▸ WHAT YOU ARE ASKED TO DO
Note how many lines include the word "this", and give that number by itself.
## BEGIN DATA LINES
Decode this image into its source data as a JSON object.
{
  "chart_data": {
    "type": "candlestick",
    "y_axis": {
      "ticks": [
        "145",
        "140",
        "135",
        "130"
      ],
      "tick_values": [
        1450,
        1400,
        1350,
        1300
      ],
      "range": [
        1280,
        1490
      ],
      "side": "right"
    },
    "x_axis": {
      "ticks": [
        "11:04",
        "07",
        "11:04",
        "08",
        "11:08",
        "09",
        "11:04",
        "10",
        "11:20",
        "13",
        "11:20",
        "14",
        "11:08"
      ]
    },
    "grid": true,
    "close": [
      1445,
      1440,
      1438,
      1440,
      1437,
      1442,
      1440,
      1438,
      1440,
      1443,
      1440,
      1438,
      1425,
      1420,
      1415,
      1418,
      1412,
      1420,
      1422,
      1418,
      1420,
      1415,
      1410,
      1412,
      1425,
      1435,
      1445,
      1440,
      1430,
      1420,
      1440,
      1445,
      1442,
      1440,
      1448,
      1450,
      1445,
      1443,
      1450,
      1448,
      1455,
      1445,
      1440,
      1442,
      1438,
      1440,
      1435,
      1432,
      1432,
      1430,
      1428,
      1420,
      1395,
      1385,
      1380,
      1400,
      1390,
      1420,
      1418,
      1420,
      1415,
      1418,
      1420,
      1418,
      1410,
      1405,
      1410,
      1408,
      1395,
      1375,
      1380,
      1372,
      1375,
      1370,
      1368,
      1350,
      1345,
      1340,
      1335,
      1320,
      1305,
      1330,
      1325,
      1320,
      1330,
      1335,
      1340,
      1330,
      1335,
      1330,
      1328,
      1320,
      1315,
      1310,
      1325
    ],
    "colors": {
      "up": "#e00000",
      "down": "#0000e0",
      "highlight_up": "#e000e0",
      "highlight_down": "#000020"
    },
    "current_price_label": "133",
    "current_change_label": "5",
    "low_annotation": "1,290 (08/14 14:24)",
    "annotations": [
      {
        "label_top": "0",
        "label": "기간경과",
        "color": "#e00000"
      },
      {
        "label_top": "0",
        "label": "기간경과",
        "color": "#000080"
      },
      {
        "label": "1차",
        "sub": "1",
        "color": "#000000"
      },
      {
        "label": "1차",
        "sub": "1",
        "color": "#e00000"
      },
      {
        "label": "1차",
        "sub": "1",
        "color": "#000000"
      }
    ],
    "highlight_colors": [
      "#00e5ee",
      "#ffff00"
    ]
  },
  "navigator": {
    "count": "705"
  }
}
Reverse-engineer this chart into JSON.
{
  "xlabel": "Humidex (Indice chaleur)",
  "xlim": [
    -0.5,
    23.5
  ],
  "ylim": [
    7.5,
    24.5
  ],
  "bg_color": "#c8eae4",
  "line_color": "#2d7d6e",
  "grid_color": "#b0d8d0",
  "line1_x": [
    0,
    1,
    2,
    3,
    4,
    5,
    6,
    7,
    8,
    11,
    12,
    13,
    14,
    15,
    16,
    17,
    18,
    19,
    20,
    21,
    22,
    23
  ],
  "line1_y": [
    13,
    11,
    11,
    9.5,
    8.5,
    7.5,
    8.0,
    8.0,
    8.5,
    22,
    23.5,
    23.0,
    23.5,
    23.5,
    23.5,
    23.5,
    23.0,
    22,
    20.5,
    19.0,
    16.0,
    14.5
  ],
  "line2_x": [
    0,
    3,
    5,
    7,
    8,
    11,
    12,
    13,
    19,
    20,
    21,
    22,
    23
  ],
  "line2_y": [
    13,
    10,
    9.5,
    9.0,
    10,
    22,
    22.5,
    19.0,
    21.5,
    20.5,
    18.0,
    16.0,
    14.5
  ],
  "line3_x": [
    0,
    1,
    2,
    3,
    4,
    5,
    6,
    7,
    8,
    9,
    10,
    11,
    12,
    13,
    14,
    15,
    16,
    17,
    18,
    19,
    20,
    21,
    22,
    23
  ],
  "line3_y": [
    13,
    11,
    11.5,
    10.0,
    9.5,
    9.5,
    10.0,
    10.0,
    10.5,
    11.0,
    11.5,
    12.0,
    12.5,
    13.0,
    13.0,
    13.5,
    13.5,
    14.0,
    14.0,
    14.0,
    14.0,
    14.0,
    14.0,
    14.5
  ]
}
## END DATA LINES
▸ FINISHED EXERCISE
2